## What the task requires
Replace every "change-value" in the material with "decade-change" and leave all other text unchanged.

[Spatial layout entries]
▬▬▬

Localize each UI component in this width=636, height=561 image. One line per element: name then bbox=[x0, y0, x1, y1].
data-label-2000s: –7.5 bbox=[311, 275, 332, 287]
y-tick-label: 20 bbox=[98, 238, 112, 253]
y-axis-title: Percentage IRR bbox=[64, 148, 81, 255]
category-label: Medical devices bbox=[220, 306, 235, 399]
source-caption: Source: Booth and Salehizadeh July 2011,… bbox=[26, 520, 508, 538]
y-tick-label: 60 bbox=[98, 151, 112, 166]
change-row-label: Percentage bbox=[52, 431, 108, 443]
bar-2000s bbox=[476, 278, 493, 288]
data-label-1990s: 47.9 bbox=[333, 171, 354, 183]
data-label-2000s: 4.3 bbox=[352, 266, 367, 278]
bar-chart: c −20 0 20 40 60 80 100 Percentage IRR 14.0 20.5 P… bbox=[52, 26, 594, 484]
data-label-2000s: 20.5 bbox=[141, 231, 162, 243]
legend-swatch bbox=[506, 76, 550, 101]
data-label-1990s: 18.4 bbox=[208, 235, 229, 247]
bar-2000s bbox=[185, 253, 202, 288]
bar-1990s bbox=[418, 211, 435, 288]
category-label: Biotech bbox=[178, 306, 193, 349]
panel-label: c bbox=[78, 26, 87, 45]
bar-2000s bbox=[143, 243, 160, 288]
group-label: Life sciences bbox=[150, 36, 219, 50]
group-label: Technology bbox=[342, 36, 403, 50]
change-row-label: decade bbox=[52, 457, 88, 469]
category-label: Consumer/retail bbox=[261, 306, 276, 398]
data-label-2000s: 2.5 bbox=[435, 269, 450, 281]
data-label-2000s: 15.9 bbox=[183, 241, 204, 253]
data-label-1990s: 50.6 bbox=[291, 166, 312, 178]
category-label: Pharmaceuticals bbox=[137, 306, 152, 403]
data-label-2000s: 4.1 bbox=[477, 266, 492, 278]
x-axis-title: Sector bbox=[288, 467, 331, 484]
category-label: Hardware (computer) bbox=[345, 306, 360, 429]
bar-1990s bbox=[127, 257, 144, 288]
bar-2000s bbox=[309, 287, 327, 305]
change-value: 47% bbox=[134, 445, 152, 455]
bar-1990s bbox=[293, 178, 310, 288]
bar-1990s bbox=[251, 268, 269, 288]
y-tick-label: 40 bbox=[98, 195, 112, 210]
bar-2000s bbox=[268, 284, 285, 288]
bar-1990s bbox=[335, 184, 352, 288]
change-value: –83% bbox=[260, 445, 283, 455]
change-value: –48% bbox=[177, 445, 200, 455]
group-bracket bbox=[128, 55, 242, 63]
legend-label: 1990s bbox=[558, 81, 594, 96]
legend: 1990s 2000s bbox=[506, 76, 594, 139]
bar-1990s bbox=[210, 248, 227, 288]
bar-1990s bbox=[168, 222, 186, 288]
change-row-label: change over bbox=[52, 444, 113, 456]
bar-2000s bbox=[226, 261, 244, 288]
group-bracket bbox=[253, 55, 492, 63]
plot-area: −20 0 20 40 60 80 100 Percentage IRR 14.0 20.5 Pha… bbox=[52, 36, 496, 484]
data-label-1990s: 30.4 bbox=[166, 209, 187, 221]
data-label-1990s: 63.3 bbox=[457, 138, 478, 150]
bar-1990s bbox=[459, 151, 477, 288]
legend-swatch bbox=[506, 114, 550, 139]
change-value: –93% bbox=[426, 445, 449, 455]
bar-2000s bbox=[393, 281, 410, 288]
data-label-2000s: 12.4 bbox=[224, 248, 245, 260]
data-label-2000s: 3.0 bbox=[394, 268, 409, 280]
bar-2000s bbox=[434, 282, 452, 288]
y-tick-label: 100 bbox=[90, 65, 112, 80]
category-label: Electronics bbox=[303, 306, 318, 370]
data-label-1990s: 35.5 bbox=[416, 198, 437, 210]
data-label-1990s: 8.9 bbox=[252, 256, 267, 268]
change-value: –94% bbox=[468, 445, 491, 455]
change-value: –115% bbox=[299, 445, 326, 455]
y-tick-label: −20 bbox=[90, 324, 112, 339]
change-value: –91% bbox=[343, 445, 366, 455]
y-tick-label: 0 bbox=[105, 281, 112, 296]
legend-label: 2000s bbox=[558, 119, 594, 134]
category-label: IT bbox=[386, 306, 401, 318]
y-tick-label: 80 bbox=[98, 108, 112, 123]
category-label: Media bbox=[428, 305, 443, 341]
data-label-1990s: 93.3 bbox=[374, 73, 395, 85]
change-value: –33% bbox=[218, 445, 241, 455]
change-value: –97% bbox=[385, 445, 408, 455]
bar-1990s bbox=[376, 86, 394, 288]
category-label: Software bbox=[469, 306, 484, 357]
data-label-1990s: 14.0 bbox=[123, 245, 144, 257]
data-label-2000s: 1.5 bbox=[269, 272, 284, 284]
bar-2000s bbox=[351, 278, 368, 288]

▬▬▬

## Exercise result
Localize each UI component in this width=636, height=561 image. One line per element: name then bbox=[x0, y0, x1, y1].
data-label-2000s: –7.5 bbox=[311, 275, 332, 287]
y-tick-label: 20 bbox=[98, 238, 112, 253]
y-axis-title: Percentage IRR bbox=[64, 148, 81, 255]
category-label: Medical devices bbox=[220, 306, 235, 399]
source-caption: Source: Booth and Salehizadeh July 2011,… bbox=[26, 520, 508, 538]
y-tick-label: 60 bbox=[98, 151, 112, 166]
change-row-label: Percentage bbox=[52, 431, 108, 443]
bar-2000s bbox=[476, 278, 493, 288]
data-label-1990s: 47.9 bbox=[333, 171, 354, 183]
data-label-2000s: 4.3 bbox=[352, 266, 367, 278]
bar-chart: c −20 0 20 40 60 80 100 Percentage IRR 14.0 20.5 P… bbox=[52, 26, 594, 484]
data-label-2000s: 20.5 bbox=[141, 231, 162, 243]
legend-swatch bbox=[506, 76, 550, 101]
data-label-1990s: 18.4 bbox=[208, 235, 229, 247]
bar-2000s bbox=[185, 253, 202, 288]
bar-1990s bbox=[418, 211, 435, 288]
category-label: Biotech bbox=[178, 306, 193, 349]
panel-label: c bbox=[78, 26, 87, 45]
bar-2000s bbox=[143, 243, 160, 288]
group-label: Life sciences bbox=[150, 36, 219, 50]
group-label: Technology bbox=[342, 36, 403, 50]
change-row-label: decade bbox=[52, 457, 88, 469]
category-label: Consumer/retail bbox=[261, 306, 276, 398]
data-label-2000s: 2.5 bbox=[435, 269, 450, 281]
data-label-2000s: 15.9 bbox=[183, 241, 204, 253]
data-label-1990s: 50.6 bbox=[291, 166, 312, 178]
category-label: Pharmaceuticals bbox=[137, 306, 152, 403]
data-label-2000s: 4.1 bbox=[477, 266, 492, 278]
x-axis-title: Sector bbox=[288, 467, 331, 484]
category-label: Hardware (computer) bbox=[345, 306, 360, 429]
bar-1990s bbox=[127, 257, 144, 288]
bar-2000s bbox=[309, 287, 327, 305]
decade-change: 47% bbox=[134, 445, 152, 455]
bar-1990s bbox=[293, 178, 310, 288]
bar-1990s bbox=[251, 268, 269, 288]
y-tick-label: 40 bbox=[98, 195, 112, 210]
bar-2000s bbox=[268, 284, 285, 288]
bar-1990s bbox=[335, 184, 352, 288]
decade-change: –83% bbox=[260, 445, 283, 455]
decade-change: –48% bbox=[177, 445, 200, 455]
group-bracket bbox=[128, 55, 242, 63]
legend-label: 1990s bbox=[558, 81, 594, 96]
legend: 1990s 2000s bbox=[506, 76, 594, 139]
bar-1990s bbox=[210, 248, 227, 288]
bar-1990s bbox=[168, 222, 186, 288]
change-row-label: change over bbox=[52, 444, 113, 456]
bar-2000s bbox=[226, 261, 244, 288]
group-bracket bbox=[253, 55, 492, 63]
plot-area: −20 0 20 40 60 80 100 Percentage IRR 14.0 20.5 Pha… bbox=[52, 36, 496, 484]
data-label-1990s: 30.4 bbox=[166, 209, 187, 221]
data-label-1990s: 63.3 bbox=[457, 138, 478, 150]
bar-1990s bbox=[459, 151, 477, 288]
legend-swatch bbox=[506, 114, 550, 139]
decade-change: –93% bbox=[426, 445, 449, 455]
bar-2000s bbox=[393, 281, 410, 288]
data-label-2000s: 12.4 bbox=[224, 248, 245, 260]
data-label-2000s: 3.0 bbox=[394, 268, 409, 280]
bar-2000s bbox=[434, 282, 452, 288]
y-tick-label: 100 bbox=[90, 65, 112, 80]
category-label: Electronics bbox=[303, 306, 318, 370]
data-label-1990s: 35.5 bbox=[416, 198, 437, 210]
data-label-1990s: 8.9 bbox=[252, 256, 267, 268]
decade-change: –94% bbox=[468, 445, 491, 455]
decade-change: –115% bbox=[299, 445, 326, 455]
y-tick-label: −20 bbox=[90, 324, 112, 339]
decade-change: –91% bbox=[343, 445, 366, 455]
y-tick-label: 0 bbox=[105, 281, 112, 296]
legend-label: 2000s bbox=[558, 119, 594, 134]
category-label: IT bbox=[386, 306, 401, 318]
y-tick-label: 80 bbox=[98, 108, 112, 123]
category-label: Media bbox=[428, 305, 443, 341]
data-label-1990s: 93.3 bbox=[374, 73, 395, 85]
decade-change: –33% bbox=[218, 445, 241, 455]
decade-change: –97% bbox=[385, 445, 408, 455]
bar-1990s bbox=[376, 86, 394, 288]
category-label: Software bbox=[469, 306, 484, 357]
data-label-1990s: 14.0 bbox=[123, 245, 144, 257]
data-label-2000s: 1.5 bbox=[269, 272, 284, 284]
bar-2000s bbox=[351, 278, 368, 288]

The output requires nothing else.